### INSTRUCTIONS TO FOLLOW
All of the records below must be output exactly, with no pictures carried over.

-- Start of DATA PROVIDED --

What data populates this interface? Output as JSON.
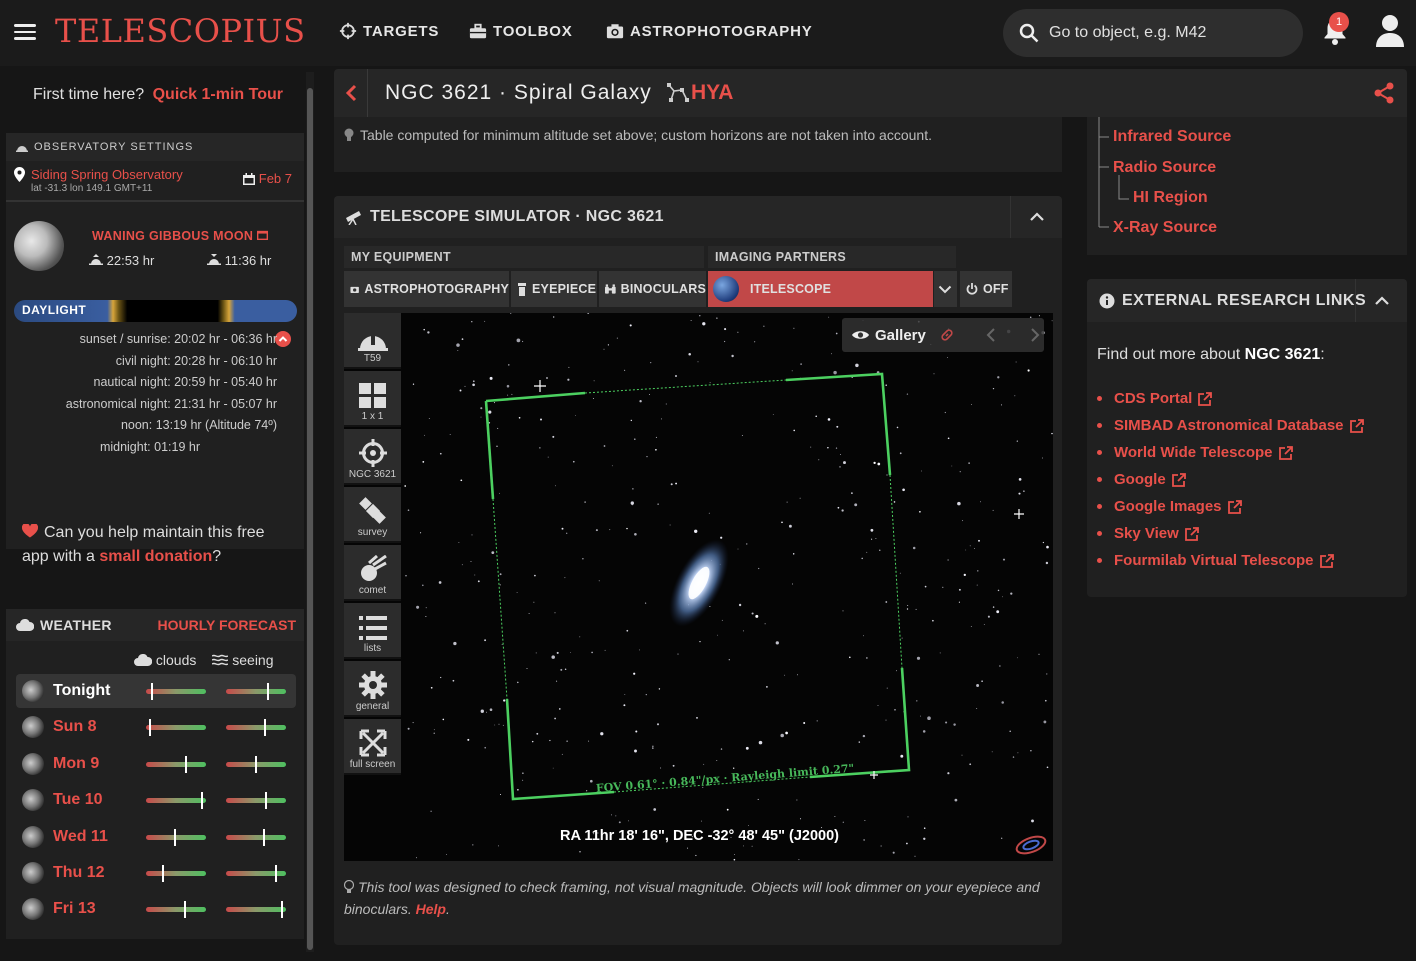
{
  "app": {
    "logo": "TELESCOPIUS",
    "nav": [
      "TARGETS",
      "TOOLBOX",
      "ASTROPHOTOGRAPHY"
    ],
    "search_placeholder": "Go to object, e.g. M42",
    "notification_count": "1",
    "accent": "#e8504a"
  },
  "sidebar": {
    "tour_prefix": "First time here?",
    "tour_link": "Quick 1-min Tour",
    "observatory": {
      "header": "OBSERVATORY SETTINGS",
      "site": "Siding Spring Observatory",
      "coords": "lat -31.3   lon 149.1   GMT+11",
      "date": "Feb 7"
    },
    "moon": {
      "phase": "WANING GIBBOUS MOON",
      "rise": "22:53 hr",
      "set": "11:36 hr"
    },
    "daylight_label": "DAYLIGHT",
    "sun_times": [
      "sunset / sunrise: 20:02 hr - 06:36 hr",
      "civil night: 20:28 hr - 06:10 hr",
      "nautical night: 20:59 hr - 05:40 hr",
      "astronomical night: 21:31 hr - 05:07 hr",
      "noon: 13:19 hr (Altitude 74º)",
      "midnight: 01:19 hr"
    ],
    "donate_text": "Can you help maintain this free app with a",
    "donate_link": "small donation",
    "donate_suffix": "?",
    "weather": {
      "header": "WEATHER",
      "forecast_link": "HOURLY FORECAST",
      "legend_clouds": "clouds",
      "legend_seeing": "seeing",
      "days": [
        {
          "name": "Tonight",
          "clouds": 0.08,
          "seeing": 0.7
        },
        {
          "name": "Sun 8",
          "clouds": 0.05,
          "seeing": 0.65
        },
        {
          "name": "Mon 9",
          "clouds": 0.68,
          "seeing": 0.5
        },
        {
          "name": "Tue 10",
          "clouds": 0.95,
          "seeing": 0.68
        },
        {
          "name": "Wed 11",
          "clouds": 0.48,
          "seeing": 0.64
        },
        {
          "name": "Thu 12",
          "clouds": 0.28,
          "seeing": 0.84
        },
        {
          "name": "Fri 13",
          "clouds": 0.65,
          "seeing": 0.95
        }
      ]
    }
  },
  "object": {
    "title": "NGC 3621 · Spiral Galaxy",
    "constellation": "HYA",
    "note": "Table computed for minimum altitude set above; custom horizons are not taken into account."
  },
  "simulator": {
    "header": "TELESCOPE SIMULATOR · NGC 3621",
    "my_equipment": "MY EQUIPMENT",
    "imaging_partners": "IMAGING PARTNERS",
    "buttons": {
      "astro": "ASTROPHOTOGRAPHY",
      "eyepiece": "EYEPIECE",
      "binoculars": "BINOCULARS",
      "partner": "ITELESCOPE",
      "off": "OFF"
    },
    "tools": [
      "T59",
      "1 x 1",
      "NGC 3621",
      "survey",
      "comet",
      "lists",
      "general",
      "full screen"
    ],
    "gallery": "Gallery",
    "fov": "FOV 0.61° · 0.84\"/px · Rayleigh limit 0.27\"",
    "radec": "RA 11hr 18' 16\", DEC -32° 48' 45\" (J2000)",
    "footer_text": "This tool was designed to check framing, not visual magnitude. Objects will look dimmer on your eyepiece and binoculars.",
    "footer_link": "Help"
  },
  "object_types": [
    "Infrared Source",
    "Radio Source",
    "HI Region",
    "X-Ray Source"
  ],
  "research": {
    "header": "EXTERNAL RESEARCH LINKS",
    "intro": "Find out more about",
    "object": "NGC 3621",
    "intro_suffix": ":",
    "links": [
      "CDS Portal",
      "SIMBAD Astronomical Database",
      "World Wide Telescope",
      "Google",
      "Google Images",
      "Sky View",
      "Fourmilab Virtual Telescope"
    ]
  }
}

-- End of DATA PROVIDED --

### SOLUTION FOR THIS EXERCISE
What data populates this interface? Output as JSON.
{
  "app": {
    "logo": "TELESCOPIUS",
    "nav": [
      "TARGETS",
      "TOOLBOX",
      "ASTROPHOTOGRAPHY"
    ],
    "search_placeholder": "Go to object, e.g. M42",
    "notification_count": "1",
    "accent": "#e8504a"
  },
  "sidebar": {
    "tour_prefix": "First time here?",
    "tour_link": "Quick 1-min Tour",
    "observatory": {
      "header": "OBSERVATORY SETTINGS",
      "site": "Siding Spring Observatory",
      "coords": "lat -31.3   lon 149.1   GMT+11",
      "date": "Feb 7"
    },
    "moon": {
      "phase": "WANING GIBBOUS MOON",
      "rise": "22:53 hr",
      "set": "11:36 hr"
    },
    "daylight_label": "DAYLIGHT",
    "sun_times": [
      "sunset / sunrise: 20:02 hr - 06:36 hr",
      "civil night: 20:28 hr - 06:10 hr",
      "nautical night: 20:59 hr - 05:40 hr",
      "astronomical night: 21:31 hr - 05:07 hr",
      "noon: 13:19 hr (Altitude 74º)",
      "midnight: 01:19 hr"
    ],
    "donate_text": "Can you help maintain this free app with a",
    "donate_link": "small donation",
    "donate_suffix": "?",
    "weather": {
      "header": "WEATHER",
      "forecast_link": "HOURLY FORECAST",
      "legend_clouds": "clouds",
      "legend_seeing": "seeing",
      "days": [
        {
          "name": "Tonight",
          "clouds": 0.08,
          "seeing": 0.7
        },
        {
          "name": "Sun 8",
          "clouds": 0.05,
          "seeing": 0.65
        },
        {
          "name": "Mon 9",
          "clouds": 0.68,
          "seeing": 0.5
        },
        {
          "name": "Tue 10",
          "clouds": 0.95,
          "seeing": 0.68
        },
        {
          "name": "Wed 11",
          "clouds": 0.48,
          "seeing": 0.64
        },
        {
          "name": "Thu 12",
          "clouds": 0.28,
          "seeing": 0.84
        },
        {
          "name": "Fri 13",
          "clouds": 0.65,
          "seeing": 0.95
        }
      ]
    }
  },
  "object": {
    "title": "NGC 3621 · Spiral Galaxy",
    "constellation": "HYA",
    "note": "Table computed for minimum altitude set above; custom horizons are not taken into account."
  },
  "simulator": {
    "header": "TELESCOPE SIMULATOR · NGC 3621",
    "my_equipment": "MY EQUIPMENT",
    "imaging_partners": "IMAGING PARTNERS",
    "buttons": {
      "astro": "ASTROPHOTOGRAPHY",
      "eyepiece": "EYEPIECE",
      "binoculars": "BINOCULARS",
      "partner": "ITELESCOPE",
      "off": "OFF"
    },
    "tools": [
      "T59",
      "1 x 1",
      "NGC 3621",
      "survey",
      "comet",
      "lists",
      "general",
      "full screen"
    ],
    "gallery": "Gallery",
    "fov": "FOV 0.61° · 0.84\"/px · Rayleigh limit 0.27\"",
    "radec": "RA 11hr 18' 16\", DEC -32° 48' 45\" (J2000)",
    "footer_text": "This tool was designed to check framing, not visual magnitude. Objects will look dimmer on your eyepiece and binoculars.",
    "footer_link": "Help"
  },
  "object_types": [
    "Infrared Source",
    "Radio Source",
    "HI Region",
    "X-Ray Source"
  ],
  "research": {
    "header": "EXTERNAL RESEARCH LINKS",
    "intro": "Find out more about",
    "object": "NGC 3621",
    "intro_suffix": ":",
    "links": [
      "CDS Portal",
      "SIMBAD Astronomical Database",
      "World Wide Telescope",
      "Google",
      "Google Images",
      "Sky View",
      "Fourmilab Virtual Telescope"
    ]
  }
}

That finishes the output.